>> Start Provided material

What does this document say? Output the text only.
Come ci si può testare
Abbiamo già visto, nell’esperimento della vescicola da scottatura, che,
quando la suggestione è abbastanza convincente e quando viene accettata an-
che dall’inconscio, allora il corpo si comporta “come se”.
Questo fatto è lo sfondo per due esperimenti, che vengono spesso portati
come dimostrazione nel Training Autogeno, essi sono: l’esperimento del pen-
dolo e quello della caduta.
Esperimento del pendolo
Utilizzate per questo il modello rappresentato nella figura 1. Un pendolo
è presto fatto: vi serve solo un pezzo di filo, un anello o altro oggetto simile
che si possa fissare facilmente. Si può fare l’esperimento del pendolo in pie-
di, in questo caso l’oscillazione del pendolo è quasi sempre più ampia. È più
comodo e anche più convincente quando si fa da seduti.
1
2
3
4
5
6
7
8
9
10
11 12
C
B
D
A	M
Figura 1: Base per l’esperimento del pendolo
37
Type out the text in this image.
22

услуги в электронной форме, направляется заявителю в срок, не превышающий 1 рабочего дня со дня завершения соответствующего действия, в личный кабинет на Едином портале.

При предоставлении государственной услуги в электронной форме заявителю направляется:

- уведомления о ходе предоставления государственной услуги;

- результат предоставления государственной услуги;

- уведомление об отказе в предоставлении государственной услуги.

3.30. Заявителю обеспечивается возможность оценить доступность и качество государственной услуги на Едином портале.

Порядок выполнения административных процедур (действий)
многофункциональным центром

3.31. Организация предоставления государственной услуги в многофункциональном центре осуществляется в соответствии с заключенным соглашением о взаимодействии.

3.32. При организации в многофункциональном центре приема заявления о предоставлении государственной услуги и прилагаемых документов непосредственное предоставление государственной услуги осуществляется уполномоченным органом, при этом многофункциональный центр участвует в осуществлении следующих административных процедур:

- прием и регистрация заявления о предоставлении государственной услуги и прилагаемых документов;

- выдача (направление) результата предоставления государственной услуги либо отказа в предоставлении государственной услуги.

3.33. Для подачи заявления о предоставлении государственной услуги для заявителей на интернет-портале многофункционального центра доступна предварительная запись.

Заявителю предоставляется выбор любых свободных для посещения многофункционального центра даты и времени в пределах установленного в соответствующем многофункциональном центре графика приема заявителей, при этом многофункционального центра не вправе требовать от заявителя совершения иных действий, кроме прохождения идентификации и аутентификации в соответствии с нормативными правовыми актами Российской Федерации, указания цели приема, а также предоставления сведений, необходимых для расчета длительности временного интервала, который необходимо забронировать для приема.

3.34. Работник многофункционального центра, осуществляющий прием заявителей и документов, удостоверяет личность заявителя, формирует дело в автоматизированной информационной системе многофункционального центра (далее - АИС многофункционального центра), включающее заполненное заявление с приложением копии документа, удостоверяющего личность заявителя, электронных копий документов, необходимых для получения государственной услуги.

>> End Provided material

**The task:** List every line in the records above that contains the word "административных".

**Result below:**
Порядок выполнения административных процедур (действий)
3.32. При организации в многофункциональном центре приема заявления о предоставлении государственной услуги и прилагаемых документов непосредственное предоставление государственной услуги осуществляется уполномоченным органом, при этом многофункциональный центр участвует в осуществлении следующих административных процедур:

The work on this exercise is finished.